Below is the data. Give it again, complete and exact.

Listed records
┌──
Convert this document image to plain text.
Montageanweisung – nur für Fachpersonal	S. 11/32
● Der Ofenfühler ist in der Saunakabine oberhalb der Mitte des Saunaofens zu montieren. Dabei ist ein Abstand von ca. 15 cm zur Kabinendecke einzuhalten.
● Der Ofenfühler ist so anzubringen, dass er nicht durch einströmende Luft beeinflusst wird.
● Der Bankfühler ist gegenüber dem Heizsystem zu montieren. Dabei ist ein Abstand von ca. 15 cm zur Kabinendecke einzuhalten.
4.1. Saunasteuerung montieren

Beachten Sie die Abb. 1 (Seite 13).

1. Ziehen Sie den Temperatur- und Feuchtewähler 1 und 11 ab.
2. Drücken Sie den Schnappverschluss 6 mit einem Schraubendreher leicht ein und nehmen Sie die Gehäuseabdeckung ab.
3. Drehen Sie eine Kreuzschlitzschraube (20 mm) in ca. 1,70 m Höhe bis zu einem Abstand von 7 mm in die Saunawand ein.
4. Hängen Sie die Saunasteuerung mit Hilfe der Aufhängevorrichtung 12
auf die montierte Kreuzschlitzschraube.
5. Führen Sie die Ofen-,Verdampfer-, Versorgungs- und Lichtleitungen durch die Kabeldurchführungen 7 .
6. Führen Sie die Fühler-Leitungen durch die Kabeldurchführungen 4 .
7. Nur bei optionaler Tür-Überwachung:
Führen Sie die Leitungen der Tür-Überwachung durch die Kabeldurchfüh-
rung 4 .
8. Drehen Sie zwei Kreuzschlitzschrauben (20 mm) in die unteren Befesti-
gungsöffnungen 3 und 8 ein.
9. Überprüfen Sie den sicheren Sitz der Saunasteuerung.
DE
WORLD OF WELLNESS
└──
Task output
Convert this document image to plain text.
Montageanweisung – nur für Fachpersonal	S. 11/32
● Der Ofenfühler ist in der Saunakabine oberhalb der Mitte des Saunaofens zu montieren. Dabei ist ein Abstand von ca. 15 cm zur Kabinendecke einzuhalten.
● Der Ofenfühler ist so anzubringen, dass er nicht durch einströmende Luft beeinflusst wird.
● Der Bankfühler ist gegenüber dem Heizsystem zu montieren. Dabei ist ein Abstand von ca. 15 cm zur Kabinendecke einzuhalten.
4.1. Saunasteuerung montieren

Beachten Sie die Abb. 1 (Seite 13).

1. Ziehen Sie den Temperatur- und Feuchtewähler 1 und 11 ab.
2. Drücken Sie den Schnappverschluss 6 mit einem Schraubendreher leicht ein und nehmen Sie die Gehäuseabdeckung ab.
3. Drehen Sie eine Kreuzschlitzschraube (20 mm) in ca. 1,70 m Höhe bis zu einem Abstand von 7 mm in die Saunawand ein.
4. Hängen Sie die Saunasteuerung mit Hilfe der Aufhängevorrichtung 12
auf die montierte Kreuzschlitzschraube.
5. Führen Sie die Ofen-,Verdampfer-, Versorgungs- und Lichtleitungen durch die Kabeldurchführungen 7 .
6. Führen Sie die Fühler-Leitungen durch die Kabeldurchführungen 4 .
7. Nur bei optionaler Tür-Überwachung:
Führen Sie die Leitungen der Tür-Überwachung durch die Kabeldurchfüh-
rung 4 .
8. Drehen Sie zwei Kreuzschlitzschrauben (20 mm) in die unteren Befesti-
gungsöffnungen 3 und 8 ein.
9. Überprüfen Sie den sicheren Sitz der Saunasteuerung.
DE
WORLD OF WELLNESS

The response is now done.